Your task is to repeat, word for word, the line containing "Read out every word on this page." and all lines that follow it to the end of the material, and no other lines.
* * *
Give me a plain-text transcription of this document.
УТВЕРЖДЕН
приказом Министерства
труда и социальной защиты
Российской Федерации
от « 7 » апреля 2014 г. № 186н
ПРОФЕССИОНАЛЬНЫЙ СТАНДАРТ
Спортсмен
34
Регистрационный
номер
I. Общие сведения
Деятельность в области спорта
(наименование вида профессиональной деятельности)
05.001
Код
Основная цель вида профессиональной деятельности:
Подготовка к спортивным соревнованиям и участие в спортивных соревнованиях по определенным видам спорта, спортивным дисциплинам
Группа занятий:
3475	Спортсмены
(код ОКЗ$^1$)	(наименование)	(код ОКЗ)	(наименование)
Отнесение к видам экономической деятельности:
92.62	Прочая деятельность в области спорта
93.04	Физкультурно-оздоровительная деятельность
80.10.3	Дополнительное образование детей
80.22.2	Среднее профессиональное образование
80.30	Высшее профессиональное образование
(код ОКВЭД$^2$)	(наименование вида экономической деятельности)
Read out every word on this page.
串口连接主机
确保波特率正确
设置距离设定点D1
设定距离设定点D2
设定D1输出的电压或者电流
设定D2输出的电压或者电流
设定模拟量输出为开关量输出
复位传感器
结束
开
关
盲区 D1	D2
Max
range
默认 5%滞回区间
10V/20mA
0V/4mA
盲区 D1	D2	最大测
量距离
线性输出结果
* * *
» **RESULT OF THE TASK**:
Read out every word on this page.
串口连接主机
确保波特率正确
设置距离设定点D1
设定距离设定点D2
设定D1输出的电压或者电流
设定D2输出的电压或者电流
设定模拟量输出为开关量输出
复位传感器
结束
开
关
盲区 D1	D2
Max
range
默认 5%滞回区间
10V/20mA
0V/4mA
盲区 D1	D2	最大测
量距离
线性输出结果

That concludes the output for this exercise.